◆ **The exercise**
Return all lines where the word "grid" can be found.
▼▼▼
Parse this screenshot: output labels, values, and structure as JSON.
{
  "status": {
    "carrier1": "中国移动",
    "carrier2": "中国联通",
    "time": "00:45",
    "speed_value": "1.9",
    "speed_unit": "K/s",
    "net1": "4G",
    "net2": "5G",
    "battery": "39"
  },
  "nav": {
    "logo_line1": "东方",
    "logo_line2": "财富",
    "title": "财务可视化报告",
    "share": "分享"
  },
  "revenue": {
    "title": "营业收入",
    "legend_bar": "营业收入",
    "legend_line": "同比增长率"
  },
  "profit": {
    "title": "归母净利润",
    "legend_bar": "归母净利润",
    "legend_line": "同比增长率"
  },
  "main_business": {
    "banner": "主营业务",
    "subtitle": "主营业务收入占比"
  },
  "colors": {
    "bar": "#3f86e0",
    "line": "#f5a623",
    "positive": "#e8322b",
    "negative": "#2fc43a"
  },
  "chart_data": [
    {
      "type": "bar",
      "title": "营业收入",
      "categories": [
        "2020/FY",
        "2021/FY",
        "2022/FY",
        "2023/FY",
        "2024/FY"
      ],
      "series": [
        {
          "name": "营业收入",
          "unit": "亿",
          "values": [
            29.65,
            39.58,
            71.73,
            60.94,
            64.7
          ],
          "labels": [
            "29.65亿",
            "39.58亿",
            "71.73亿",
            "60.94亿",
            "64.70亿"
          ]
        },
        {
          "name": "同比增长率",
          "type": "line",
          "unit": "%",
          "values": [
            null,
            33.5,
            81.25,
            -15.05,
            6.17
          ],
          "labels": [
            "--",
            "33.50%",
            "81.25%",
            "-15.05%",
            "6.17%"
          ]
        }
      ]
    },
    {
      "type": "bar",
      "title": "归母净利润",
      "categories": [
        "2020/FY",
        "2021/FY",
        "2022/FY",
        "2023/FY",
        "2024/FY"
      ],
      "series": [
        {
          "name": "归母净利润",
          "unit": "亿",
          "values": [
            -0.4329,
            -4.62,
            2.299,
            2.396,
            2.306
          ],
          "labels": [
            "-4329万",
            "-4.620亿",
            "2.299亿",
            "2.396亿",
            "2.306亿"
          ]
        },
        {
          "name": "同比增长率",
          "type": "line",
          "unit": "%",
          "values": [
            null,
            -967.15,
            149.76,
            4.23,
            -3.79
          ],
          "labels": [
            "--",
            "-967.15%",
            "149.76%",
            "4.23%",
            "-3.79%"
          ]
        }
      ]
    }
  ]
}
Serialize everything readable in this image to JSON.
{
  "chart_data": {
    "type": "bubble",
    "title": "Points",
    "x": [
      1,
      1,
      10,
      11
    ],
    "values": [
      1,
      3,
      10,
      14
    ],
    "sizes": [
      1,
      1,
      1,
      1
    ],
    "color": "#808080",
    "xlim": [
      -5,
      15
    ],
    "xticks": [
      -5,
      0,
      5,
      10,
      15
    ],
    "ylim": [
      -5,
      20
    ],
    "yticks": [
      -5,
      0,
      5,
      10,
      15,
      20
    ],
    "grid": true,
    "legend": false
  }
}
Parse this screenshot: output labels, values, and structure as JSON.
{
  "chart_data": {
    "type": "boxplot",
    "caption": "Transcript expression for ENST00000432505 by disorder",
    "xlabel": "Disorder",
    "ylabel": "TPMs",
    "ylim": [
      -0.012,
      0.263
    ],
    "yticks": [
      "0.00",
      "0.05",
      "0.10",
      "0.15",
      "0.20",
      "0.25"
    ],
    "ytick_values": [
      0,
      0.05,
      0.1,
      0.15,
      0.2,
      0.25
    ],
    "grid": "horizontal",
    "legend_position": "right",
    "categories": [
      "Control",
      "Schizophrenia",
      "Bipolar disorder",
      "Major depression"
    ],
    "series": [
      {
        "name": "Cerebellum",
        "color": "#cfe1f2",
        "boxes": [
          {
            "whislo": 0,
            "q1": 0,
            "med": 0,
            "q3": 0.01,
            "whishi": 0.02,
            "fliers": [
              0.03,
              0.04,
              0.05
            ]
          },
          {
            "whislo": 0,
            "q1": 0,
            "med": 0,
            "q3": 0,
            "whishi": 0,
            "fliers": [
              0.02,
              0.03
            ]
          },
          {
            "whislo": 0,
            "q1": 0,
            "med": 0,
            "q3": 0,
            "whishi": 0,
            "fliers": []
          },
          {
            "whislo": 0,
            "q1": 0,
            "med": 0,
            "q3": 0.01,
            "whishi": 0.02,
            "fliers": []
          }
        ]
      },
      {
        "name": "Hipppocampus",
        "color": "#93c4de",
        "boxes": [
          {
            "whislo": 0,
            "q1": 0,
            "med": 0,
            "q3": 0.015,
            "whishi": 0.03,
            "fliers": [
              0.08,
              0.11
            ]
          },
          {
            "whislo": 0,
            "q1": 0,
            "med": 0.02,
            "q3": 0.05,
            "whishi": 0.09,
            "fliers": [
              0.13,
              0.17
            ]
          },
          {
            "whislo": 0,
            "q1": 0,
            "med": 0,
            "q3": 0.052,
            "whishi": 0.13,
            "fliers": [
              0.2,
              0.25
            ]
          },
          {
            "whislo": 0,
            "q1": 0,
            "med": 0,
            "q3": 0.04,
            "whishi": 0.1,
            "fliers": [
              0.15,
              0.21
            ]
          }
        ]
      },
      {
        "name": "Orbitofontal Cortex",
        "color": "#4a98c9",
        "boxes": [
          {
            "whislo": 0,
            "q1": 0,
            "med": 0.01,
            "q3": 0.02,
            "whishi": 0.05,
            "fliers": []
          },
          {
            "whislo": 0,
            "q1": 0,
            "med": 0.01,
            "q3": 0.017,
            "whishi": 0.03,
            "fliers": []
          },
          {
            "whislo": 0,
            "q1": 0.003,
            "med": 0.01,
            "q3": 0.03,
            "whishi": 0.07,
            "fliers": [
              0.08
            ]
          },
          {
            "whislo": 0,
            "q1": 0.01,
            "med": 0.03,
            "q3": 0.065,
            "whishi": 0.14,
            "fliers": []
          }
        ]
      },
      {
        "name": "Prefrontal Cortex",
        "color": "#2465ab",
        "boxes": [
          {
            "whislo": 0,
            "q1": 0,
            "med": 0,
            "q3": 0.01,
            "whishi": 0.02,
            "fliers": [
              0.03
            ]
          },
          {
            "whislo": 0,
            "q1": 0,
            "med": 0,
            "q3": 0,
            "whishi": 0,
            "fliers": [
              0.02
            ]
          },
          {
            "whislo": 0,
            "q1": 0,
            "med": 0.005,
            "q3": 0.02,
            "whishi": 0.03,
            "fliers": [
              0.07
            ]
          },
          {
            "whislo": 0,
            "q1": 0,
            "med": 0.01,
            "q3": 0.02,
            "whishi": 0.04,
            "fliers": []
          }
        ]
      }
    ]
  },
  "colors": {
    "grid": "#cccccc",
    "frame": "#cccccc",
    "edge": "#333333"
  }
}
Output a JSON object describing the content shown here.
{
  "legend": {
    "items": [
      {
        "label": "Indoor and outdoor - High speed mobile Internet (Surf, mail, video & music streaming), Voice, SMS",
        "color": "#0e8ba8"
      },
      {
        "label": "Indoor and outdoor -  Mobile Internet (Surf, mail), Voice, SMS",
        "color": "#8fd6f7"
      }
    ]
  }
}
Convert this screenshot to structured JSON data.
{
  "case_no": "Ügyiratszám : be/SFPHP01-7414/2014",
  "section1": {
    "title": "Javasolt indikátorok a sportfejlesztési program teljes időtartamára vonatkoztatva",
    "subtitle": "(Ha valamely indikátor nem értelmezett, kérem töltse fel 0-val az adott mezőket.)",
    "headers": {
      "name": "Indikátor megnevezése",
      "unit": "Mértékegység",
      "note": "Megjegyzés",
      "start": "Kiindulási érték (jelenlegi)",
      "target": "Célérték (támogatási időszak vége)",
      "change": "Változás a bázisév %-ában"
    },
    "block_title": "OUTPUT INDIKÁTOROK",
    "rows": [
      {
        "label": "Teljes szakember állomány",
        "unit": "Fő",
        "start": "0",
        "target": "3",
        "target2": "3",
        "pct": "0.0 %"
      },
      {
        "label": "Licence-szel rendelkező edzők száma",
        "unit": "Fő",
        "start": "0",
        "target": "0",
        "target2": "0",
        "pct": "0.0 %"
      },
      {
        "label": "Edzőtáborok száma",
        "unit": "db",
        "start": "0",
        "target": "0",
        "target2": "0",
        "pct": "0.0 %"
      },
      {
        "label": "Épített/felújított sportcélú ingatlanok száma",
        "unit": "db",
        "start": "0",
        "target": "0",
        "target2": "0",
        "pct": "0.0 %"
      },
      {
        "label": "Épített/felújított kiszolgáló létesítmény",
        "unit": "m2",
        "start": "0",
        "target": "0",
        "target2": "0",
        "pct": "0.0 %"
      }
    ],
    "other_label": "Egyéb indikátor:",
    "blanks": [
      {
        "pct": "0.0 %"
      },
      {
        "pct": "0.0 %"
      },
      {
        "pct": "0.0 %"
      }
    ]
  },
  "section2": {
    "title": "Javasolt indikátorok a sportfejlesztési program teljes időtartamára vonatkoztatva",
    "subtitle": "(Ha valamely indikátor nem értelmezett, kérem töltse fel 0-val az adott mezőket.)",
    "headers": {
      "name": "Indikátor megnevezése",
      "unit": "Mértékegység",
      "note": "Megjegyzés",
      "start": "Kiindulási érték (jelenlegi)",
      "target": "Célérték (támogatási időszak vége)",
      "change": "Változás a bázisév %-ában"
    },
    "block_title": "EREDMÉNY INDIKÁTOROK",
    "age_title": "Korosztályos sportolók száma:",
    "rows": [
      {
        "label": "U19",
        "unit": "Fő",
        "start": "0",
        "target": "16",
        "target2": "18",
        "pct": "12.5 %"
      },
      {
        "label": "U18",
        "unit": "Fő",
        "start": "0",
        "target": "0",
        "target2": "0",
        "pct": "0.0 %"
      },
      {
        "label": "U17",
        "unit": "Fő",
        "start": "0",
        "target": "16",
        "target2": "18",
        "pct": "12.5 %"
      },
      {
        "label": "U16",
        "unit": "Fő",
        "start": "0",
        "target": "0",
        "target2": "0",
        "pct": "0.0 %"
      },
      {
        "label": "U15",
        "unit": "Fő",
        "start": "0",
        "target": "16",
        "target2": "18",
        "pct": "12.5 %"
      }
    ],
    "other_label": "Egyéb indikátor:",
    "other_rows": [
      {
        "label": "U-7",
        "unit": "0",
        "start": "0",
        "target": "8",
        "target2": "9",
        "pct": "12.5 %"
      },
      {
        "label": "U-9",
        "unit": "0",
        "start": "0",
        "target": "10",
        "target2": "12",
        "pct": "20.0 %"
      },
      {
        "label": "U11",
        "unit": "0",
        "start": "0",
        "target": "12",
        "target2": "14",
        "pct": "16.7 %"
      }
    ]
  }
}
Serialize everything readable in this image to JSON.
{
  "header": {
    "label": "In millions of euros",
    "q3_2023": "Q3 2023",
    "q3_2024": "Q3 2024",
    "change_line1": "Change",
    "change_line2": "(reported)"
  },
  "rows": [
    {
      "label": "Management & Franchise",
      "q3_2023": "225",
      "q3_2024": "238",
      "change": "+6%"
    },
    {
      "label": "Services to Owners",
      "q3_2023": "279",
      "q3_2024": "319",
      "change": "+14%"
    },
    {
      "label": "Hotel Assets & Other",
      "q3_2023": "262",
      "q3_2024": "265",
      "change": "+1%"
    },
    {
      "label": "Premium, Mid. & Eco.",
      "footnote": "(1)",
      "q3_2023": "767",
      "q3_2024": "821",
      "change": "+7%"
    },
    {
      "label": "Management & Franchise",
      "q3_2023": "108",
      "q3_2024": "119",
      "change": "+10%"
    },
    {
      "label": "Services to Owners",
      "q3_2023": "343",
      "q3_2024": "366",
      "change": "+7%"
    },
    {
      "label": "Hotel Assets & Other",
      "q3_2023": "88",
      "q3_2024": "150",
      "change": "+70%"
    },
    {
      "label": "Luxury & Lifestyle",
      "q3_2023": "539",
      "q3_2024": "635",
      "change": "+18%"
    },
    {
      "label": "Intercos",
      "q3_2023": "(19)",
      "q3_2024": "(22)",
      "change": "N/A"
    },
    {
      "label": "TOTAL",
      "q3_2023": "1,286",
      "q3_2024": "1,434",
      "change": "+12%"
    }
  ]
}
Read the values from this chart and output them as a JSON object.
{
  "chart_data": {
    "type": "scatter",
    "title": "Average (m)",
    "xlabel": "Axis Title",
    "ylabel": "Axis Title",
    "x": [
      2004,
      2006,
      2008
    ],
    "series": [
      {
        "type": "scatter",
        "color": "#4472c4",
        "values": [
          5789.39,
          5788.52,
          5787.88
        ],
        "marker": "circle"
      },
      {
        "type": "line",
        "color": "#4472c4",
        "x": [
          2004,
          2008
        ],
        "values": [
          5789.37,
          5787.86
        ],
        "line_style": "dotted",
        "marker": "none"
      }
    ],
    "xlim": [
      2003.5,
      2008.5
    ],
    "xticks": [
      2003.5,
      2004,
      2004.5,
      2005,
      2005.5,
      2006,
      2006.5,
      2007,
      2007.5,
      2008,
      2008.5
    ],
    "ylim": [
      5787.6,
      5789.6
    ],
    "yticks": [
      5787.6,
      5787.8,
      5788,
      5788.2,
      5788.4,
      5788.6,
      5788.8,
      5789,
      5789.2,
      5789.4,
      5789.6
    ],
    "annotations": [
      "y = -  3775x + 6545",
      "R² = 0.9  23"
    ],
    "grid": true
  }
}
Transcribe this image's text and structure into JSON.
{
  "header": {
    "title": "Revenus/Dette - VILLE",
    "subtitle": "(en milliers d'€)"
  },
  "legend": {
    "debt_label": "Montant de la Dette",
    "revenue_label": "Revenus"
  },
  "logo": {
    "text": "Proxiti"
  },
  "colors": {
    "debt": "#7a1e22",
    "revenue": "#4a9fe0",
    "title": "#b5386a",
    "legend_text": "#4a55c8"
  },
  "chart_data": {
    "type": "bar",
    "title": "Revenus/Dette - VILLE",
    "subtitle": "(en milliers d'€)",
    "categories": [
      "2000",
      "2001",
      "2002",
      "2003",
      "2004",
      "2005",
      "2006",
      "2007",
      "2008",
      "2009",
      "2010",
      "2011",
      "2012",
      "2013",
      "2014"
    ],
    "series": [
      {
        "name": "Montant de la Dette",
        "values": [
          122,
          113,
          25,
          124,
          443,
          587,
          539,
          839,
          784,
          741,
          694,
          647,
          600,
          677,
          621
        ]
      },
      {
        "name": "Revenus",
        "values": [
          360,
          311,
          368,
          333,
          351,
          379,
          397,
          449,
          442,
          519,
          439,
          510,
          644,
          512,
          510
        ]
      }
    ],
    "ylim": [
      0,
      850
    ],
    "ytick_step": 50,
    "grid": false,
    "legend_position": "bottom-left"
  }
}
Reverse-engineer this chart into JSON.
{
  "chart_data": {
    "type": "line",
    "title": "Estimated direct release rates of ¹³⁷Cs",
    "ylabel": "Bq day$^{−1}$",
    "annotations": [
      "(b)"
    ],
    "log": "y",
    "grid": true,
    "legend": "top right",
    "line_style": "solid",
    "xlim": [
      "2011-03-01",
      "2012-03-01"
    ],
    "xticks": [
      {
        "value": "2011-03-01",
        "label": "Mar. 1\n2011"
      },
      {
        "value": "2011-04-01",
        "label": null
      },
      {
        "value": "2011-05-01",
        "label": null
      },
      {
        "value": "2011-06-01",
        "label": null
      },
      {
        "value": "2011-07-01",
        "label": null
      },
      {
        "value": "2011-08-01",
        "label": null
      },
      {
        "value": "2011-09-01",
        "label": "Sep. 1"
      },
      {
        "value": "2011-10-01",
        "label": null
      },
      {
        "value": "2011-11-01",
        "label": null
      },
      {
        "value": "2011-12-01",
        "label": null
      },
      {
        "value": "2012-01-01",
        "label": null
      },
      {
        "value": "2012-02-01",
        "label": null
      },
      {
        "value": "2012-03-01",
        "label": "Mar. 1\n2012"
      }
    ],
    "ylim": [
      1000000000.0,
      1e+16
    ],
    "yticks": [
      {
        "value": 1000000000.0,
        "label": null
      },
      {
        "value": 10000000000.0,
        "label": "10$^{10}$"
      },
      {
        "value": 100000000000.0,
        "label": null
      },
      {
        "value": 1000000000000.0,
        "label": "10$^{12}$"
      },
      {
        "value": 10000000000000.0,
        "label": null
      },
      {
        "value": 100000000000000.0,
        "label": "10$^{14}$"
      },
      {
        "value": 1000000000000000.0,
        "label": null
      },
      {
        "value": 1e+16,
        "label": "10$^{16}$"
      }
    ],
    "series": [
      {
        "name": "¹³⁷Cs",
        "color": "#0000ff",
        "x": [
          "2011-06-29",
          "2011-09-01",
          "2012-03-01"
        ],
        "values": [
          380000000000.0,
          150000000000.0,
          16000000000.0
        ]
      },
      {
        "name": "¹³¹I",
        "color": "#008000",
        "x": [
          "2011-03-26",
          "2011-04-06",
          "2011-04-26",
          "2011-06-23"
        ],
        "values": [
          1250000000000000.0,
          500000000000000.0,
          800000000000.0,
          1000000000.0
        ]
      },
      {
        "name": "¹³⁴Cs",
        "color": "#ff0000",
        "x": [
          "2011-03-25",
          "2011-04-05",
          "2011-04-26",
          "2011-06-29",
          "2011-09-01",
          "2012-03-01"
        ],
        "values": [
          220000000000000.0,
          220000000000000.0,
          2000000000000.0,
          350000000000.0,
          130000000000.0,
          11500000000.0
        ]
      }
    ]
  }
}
▲▲▲
◆ **Written solution**
    "grid": true,
    "grid": "horizontal",
    "grid": "#cccccc",
    "grid": true
    "grid": false,
    "grid": true,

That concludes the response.